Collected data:
* * * *

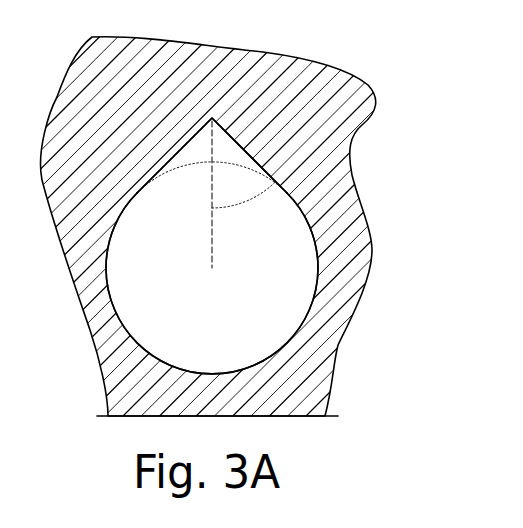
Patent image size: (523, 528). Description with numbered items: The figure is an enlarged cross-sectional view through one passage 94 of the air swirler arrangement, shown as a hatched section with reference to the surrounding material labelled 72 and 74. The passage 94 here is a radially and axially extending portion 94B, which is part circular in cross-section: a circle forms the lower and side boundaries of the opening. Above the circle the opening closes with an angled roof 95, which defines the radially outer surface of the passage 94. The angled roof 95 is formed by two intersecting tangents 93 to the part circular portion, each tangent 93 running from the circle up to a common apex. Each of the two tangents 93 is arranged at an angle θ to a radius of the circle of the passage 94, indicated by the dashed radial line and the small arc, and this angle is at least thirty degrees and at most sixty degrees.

The body 72 is at (338, 124).
The hatched section 74 is at (337, 185).
The intersecting tangents 93 is at (180, 152).
The passage 94 is at (277, 279).
The radially and axially extending portion 94B is at (294, 229).
The angled roof 95 is at (245, 139).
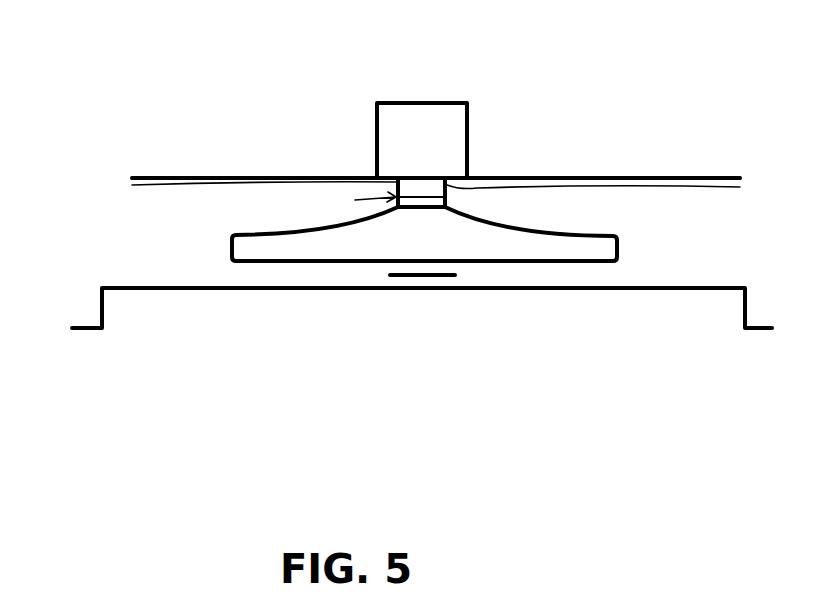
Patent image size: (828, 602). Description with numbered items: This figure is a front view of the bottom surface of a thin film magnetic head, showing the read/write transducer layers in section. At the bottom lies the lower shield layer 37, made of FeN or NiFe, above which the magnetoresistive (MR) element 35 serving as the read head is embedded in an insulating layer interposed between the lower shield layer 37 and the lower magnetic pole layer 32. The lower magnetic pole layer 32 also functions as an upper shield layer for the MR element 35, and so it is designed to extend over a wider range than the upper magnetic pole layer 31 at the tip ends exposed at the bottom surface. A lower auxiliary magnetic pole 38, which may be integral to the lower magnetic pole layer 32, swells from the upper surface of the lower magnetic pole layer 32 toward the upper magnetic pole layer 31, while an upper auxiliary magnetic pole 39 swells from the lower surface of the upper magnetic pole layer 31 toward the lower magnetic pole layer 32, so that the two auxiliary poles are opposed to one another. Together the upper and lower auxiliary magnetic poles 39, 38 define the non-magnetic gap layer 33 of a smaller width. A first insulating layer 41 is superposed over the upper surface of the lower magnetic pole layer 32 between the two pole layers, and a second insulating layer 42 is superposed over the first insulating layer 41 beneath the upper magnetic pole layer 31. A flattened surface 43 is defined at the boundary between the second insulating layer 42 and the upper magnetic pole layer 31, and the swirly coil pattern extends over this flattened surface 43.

The upper magnetic pole layer 31 is at (391, 103).
The lower magnetic pole layer 32 is at (601, 247).
The non-magnetic gap layer 33 is at (349, 208).
The magnetoresistive (MR) element 35 is at (403, 277).
The lower shield layer 37 is at (507, 313).
The lower auxiliary magnetic pole 38 is at (447, 207).
The upper auxiliary magnetic pole 39 is at (478, 188).
The first insulating layer 41 is at (258, 202).
The second insulating layer 42 is at (205, 187).
The flattened surface 43 is at (145, 174).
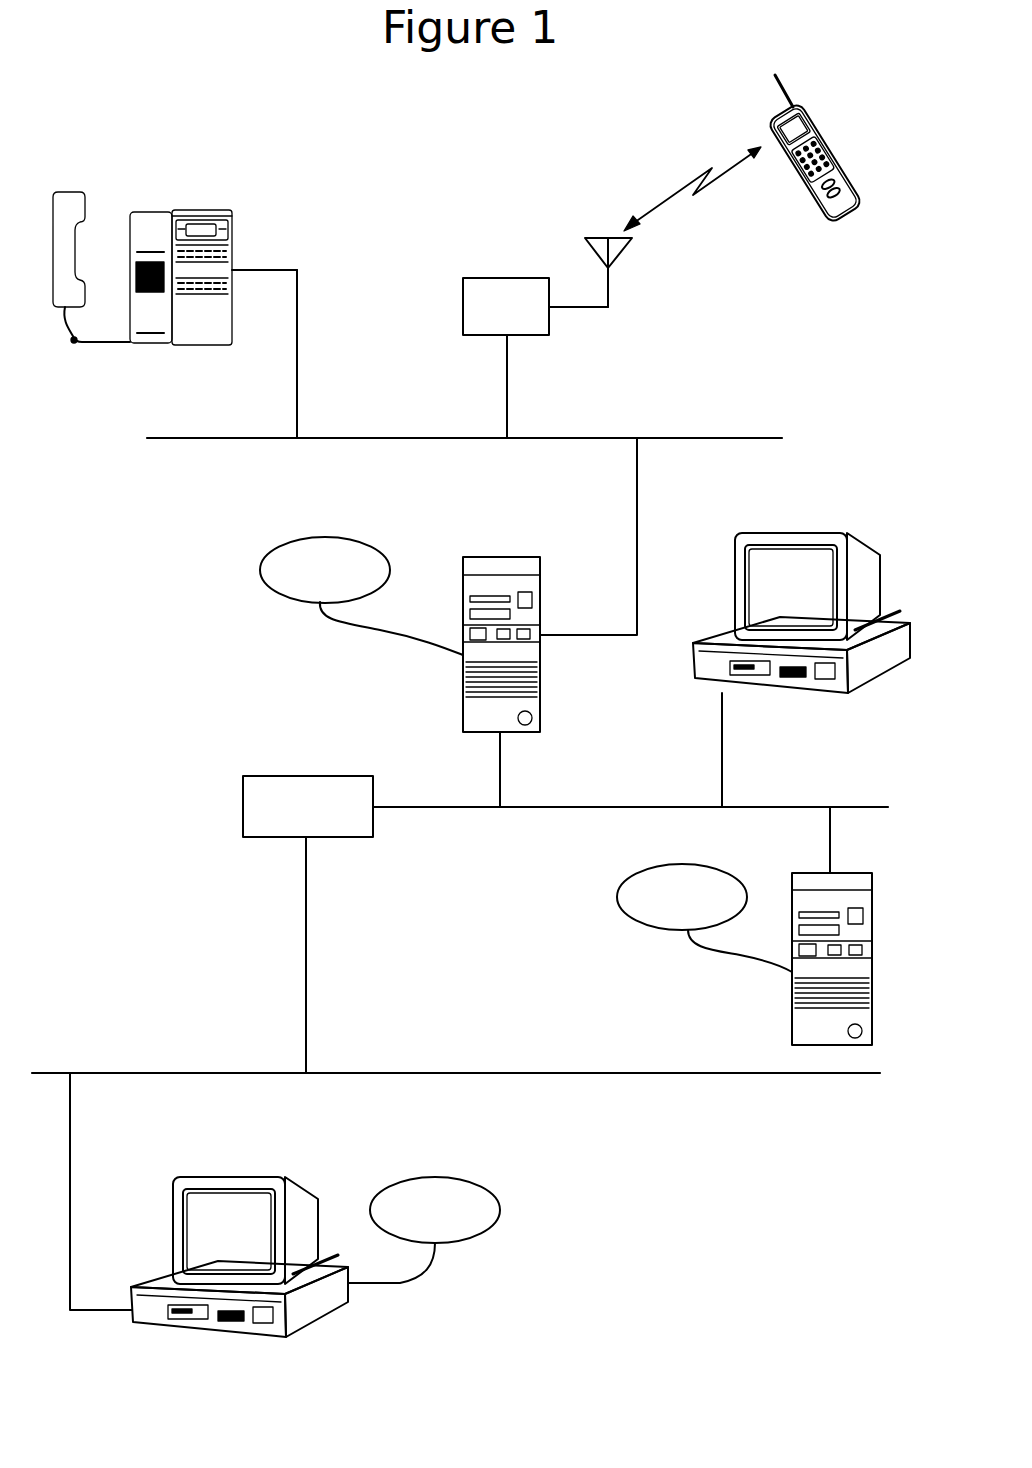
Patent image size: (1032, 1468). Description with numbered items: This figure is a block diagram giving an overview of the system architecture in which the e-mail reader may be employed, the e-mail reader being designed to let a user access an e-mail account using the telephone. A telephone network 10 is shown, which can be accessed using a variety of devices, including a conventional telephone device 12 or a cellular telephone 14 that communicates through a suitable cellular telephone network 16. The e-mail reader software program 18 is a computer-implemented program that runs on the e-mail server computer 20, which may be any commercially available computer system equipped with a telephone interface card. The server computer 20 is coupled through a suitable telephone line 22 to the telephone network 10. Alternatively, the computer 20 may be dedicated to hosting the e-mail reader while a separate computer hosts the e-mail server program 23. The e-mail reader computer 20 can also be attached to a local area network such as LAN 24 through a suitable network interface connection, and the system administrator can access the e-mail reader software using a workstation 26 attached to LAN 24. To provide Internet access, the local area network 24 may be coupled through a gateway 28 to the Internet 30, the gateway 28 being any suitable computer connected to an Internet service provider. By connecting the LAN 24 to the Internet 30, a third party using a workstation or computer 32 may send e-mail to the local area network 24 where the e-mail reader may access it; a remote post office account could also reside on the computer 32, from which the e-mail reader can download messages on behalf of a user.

The telephone network 10 is at (385, 441).
The conventional telephone device 12 is at (243, 228).
The cellular telephone 14 is at (830, 226).
The cellular telephone network 16 is at (527, 335).
The e-mail reader software program 18 is at (272, 590).
The e-mail server computer 20 is at (541, 592).
The telephone line 22 is at (633, 510).
The e-mail server program 23 is at (622, 912).
The local area network 24 is at (605, 808).
The workstation 26 is at (736, 540).
The gateway 28 is at (243, 825).
The Internet 30 is at (408, 1073).
The workstation or computer 32 is at (173, 1193).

* * * *

_Exercise instructions_
Rewrite the rows starting at the first row and ending at the row that contains "The intersecting tangents", substituting "magnified" for "enlarged" and changing nothing else. Leave the pictures out of your answer.

_Output for this exercise_
Patent image size: (523, 528). Description with numbered items: The figure is an magnified cross-sectional view through one passage 94 of the air swirler arrangement, shown as a hatched section with reference to the surrounding material labelled 72 and 74. The passage 94 here is a radially and axially extending portion 94B, which is part circular in cross-section: a circle forms the lower and side boundaries of the opening. Above the circle the opening closes with an angled roof 95, which defines the radially outer surface of the passage 94. The angled roof 95 is formed by two intersecting tangents 93 to the part circular portion, each tangent 93 running from the circle up to a common apex. Each of the two tangents 93 is arranged at an angle θ to a radius of the circle of the passage 94, indicated by the dashed radial line and the small arc, and this angle is at least thirty degrees and at most sixty degrees.

The body 72 is at (338, 124).
The hatched section 74 is at (337, 185).
The intersecting tangents 93 is at (180, 152).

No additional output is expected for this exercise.